--- begin PROVIDED DATA ---
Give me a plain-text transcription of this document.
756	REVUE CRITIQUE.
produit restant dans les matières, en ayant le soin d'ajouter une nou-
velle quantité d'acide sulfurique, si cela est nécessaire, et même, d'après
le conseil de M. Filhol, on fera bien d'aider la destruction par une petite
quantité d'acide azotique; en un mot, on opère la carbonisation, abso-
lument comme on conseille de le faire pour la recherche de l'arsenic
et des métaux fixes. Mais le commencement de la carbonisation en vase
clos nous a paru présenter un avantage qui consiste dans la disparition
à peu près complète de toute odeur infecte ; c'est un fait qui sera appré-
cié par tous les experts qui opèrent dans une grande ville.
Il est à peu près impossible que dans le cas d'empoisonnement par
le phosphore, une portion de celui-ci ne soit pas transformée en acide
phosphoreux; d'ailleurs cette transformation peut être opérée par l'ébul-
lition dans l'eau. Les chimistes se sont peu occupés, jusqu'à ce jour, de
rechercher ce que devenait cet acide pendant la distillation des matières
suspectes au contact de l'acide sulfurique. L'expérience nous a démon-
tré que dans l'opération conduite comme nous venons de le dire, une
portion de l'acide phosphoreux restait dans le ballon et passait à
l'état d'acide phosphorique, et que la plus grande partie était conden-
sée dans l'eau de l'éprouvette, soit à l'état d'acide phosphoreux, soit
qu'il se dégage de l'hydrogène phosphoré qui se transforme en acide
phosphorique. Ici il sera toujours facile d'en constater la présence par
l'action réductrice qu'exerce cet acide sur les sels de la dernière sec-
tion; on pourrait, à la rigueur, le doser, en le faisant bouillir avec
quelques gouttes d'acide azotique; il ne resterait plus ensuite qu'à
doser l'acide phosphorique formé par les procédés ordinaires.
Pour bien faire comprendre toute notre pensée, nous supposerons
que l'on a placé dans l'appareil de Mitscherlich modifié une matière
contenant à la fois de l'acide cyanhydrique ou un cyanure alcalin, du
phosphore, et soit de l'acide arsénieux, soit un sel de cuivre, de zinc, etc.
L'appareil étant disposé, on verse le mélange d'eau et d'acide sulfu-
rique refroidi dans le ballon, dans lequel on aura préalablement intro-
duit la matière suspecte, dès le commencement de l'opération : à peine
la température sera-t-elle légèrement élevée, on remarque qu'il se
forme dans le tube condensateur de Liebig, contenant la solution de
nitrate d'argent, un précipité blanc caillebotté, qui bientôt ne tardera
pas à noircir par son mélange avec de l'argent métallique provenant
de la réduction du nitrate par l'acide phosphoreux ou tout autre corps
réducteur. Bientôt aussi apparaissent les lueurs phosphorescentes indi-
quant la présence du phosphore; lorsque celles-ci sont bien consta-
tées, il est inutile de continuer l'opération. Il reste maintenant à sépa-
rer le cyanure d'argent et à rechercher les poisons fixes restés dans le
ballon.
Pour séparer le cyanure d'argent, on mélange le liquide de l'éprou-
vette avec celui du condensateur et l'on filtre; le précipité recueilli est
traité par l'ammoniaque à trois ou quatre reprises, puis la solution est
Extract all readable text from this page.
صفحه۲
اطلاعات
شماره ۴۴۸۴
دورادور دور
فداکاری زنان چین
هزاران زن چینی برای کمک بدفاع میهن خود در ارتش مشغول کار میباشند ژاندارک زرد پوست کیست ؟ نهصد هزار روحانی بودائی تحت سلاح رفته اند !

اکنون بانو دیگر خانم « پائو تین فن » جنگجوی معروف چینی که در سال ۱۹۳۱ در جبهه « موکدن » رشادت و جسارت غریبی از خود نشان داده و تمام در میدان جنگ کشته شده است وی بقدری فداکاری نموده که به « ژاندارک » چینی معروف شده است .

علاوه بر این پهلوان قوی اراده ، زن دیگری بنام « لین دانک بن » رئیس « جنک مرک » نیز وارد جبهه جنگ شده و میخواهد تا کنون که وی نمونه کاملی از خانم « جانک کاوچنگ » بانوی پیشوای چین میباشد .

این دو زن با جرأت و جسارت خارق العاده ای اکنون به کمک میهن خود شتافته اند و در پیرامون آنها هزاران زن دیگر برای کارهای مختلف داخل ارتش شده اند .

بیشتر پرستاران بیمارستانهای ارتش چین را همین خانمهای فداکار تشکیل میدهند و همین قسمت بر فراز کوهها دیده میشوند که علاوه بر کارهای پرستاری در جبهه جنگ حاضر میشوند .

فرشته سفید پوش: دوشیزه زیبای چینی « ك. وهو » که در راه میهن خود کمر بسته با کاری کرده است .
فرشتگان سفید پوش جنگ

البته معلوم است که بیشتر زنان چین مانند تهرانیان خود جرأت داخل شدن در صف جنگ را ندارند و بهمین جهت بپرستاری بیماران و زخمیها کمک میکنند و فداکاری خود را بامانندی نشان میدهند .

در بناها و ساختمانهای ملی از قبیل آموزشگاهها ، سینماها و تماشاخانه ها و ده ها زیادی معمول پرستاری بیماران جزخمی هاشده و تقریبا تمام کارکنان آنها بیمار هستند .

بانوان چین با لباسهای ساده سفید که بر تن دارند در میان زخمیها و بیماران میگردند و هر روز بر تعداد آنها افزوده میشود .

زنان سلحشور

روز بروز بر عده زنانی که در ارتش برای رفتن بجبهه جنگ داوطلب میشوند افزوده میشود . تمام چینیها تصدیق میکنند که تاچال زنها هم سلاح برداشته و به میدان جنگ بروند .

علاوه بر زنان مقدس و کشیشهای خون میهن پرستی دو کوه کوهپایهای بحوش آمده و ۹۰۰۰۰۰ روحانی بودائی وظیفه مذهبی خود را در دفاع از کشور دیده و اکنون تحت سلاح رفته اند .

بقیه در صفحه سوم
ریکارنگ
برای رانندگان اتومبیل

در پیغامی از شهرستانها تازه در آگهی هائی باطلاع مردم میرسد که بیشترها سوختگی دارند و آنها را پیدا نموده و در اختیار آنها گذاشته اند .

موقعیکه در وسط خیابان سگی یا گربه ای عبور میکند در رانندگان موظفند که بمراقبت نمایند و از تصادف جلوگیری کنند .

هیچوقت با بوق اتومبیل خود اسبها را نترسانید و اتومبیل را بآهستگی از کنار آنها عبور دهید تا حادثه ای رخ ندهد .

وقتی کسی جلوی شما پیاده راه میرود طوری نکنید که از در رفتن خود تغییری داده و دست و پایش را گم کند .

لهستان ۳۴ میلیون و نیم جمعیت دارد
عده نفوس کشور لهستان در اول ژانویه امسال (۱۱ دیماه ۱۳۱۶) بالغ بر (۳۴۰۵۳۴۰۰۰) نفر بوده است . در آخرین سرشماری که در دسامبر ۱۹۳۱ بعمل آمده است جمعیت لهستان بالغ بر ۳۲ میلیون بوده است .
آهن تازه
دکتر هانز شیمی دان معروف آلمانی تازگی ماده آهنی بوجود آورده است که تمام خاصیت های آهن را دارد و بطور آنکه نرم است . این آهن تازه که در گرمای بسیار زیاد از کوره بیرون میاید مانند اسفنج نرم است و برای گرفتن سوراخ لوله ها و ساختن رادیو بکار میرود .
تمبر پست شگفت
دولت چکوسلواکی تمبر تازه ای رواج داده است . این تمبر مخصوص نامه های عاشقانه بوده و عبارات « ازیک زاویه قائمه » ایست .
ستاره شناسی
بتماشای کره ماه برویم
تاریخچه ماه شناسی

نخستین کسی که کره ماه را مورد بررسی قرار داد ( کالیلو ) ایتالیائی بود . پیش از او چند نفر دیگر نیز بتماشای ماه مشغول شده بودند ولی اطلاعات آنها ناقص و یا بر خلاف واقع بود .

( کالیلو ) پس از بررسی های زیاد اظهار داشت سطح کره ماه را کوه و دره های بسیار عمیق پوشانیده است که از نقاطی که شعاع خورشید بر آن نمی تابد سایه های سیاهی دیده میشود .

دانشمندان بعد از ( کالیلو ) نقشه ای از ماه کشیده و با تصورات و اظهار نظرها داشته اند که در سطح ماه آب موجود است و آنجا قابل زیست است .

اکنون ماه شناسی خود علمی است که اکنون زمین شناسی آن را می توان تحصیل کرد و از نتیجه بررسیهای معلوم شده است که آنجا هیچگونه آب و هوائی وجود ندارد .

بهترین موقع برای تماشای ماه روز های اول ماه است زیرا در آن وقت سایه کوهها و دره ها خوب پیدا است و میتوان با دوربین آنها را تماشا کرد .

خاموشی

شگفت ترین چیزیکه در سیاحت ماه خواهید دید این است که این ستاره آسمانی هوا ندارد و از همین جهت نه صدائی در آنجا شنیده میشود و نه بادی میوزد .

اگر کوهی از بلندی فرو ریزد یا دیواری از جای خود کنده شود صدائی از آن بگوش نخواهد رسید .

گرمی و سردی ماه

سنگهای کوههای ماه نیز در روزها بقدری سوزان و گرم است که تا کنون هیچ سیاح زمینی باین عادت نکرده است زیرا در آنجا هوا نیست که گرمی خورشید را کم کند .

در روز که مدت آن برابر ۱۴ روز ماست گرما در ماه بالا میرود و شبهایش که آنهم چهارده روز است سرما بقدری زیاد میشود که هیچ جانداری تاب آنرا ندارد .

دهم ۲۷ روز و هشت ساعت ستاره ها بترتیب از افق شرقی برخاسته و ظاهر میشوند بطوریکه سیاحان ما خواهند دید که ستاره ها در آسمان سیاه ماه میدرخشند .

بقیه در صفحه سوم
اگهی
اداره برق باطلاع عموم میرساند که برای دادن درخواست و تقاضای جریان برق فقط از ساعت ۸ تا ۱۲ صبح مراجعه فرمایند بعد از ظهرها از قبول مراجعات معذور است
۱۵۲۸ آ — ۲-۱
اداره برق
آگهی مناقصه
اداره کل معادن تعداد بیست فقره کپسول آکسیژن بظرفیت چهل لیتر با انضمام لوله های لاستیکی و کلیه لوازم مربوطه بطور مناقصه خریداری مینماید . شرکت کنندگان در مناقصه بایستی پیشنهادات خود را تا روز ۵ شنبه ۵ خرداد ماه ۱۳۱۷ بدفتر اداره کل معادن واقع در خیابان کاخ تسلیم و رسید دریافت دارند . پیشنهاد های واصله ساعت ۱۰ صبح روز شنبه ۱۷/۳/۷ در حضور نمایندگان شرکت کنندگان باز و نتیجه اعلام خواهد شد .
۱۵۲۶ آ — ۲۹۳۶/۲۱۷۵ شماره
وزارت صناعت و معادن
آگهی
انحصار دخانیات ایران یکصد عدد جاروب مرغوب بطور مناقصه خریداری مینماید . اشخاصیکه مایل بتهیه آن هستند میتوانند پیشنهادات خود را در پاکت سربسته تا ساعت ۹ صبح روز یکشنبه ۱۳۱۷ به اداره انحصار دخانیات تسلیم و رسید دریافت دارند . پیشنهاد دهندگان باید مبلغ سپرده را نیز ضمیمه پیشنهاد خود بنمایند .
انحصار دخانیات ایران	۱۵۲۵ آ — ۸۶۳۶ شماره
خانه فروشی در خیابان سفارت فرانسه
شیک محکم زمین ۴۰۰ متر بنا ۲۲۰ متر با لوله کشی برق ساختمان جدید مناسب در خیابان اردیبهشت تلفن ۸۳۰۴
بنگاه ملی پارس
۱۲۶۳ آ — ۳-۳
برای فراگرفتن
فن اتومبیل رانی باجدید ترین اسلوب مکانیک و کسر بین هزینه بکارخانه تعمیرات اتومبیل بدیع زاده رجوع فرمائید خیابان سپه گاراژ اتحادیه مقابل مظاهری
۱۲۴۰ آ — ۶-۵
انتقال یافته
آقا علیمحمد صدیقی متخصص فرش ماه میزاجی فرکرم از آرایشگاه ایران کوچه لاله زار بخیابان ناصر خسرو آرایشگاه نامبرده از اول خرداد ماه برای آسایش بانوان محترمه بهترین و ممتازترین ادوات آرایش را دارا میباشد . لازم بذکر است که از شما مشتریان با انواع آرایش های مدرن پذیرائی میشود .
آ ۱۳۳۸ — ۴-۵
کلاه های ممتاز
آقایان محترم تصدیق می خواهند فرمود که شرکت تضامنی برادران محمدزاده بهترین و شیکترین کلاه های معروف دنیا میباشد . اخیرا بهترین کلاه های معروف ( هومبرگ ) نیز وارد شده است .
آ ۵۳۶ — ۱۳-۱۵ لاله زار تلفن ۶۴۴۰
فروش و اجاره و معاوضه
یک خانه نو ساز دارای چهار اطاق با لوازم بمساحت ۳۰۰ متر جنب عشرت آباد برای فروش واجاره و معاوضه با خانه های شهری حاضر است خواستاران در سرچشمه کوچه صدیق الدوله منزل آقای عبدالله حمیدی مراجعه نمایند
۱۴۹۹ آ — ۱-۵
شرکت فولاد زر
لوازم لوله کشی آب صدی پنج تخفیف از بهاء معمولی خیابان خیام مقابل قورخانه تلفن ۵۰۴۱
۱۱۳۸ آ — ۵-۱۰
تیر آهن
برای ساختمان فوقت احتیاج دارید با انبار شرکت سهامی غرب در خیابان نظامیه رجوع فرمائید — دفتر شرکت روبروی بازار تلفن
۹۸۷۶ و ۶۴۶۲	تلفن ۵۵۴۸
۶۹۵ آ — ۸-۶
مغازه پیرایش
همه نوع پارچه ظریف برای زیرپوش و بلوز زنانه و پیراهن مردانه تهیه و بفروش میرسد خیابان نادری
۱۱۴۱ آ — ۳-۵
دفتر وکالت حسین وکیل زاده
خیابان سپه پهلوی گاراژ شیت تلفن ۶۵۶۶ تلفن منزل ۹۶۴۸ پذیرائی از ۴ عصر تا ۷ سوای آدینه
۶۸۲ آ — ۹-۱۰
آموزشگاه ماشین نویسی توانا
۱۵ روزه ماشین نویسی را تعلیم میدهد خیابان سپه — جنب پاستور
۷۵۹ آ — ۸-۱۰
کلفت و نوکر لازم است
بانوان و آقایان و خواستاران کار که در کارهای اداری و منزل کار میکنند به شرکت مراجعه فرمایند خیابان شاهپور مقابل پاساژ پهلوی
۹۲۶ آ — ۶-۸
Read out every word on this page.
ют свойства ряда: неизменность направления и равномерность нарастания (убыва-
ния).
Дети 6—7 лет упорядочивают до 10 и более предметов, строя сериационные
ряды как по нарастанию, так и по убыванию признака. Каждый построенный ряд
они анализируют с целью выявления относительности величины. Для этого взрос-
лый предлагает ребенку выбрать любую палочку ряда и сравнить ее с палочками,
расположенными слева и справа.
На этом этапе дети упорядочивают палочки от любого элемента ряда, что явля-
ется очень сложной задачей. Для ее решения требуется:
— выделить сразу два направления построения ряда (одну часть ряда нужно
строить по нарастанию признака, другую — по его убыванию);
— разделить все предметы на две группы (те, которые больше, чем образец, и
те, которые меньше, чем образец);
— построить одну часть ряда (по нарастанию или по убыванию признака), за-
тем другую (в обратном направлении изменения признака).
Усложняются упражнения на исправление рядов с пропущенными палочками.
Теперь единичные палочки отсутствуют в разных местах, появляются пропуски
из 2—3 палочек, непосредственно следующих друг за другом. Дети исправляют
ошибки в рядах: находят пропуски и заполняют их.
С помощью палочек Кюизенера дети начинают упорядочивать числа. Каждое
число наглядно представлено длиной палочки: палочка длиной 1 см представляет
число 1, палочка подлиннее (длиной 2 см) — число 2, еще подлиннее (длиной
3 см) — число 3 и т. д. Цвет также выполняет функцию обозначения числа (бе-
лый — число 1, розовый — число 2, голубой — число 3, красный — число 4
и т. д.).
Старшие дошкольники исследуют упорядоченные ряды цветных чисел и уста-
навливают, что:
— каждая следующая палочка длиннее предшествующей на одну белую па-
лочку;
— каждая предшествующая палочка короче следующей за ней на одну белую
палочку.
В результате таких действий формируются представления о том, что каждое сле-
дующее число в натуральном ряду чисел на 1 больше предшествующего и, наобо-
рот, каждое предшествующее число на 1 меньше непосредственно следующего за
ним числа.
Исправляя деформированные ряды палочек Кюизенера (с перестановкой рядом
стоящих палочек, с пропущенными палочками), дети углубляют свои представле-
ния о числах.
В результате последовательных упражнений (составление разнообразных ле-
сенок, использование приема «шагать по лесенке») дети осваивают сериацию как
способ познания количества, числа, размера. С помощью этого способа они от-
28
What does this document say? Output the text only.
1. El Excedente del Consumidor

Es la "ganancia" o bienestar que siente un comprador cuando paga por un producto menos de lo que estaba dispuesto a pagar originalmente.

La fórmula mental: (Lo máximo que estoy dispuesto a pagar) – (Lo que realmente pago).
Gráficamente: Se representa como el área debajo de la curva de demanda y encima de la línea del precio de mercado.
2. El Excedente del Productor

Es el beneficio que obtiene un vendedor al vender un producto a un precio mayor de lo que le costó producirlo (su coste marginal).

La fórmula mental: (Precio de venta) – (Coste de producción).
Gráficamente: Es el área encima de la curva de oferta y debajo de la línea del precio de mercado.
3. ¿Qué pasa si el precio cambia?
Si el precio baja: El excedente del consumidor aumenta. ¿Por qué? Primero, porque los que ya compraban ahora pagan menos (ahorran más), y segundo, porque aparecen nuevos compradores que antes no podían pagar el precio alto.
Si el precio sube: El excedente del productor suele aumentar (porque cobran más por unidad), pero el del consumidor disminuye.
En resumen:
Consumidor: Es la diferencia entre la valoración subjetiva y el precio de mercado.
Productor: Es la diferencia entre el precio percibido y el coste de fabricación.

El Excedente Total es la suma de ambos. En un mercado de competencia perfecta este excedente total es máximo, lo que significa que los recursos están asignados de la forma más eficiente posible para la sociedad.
--- end PROVIDED DATA ---
## SET TASK
State how many lines of the listing include "curva", and nothing more.

## ANSWER IN FULL
2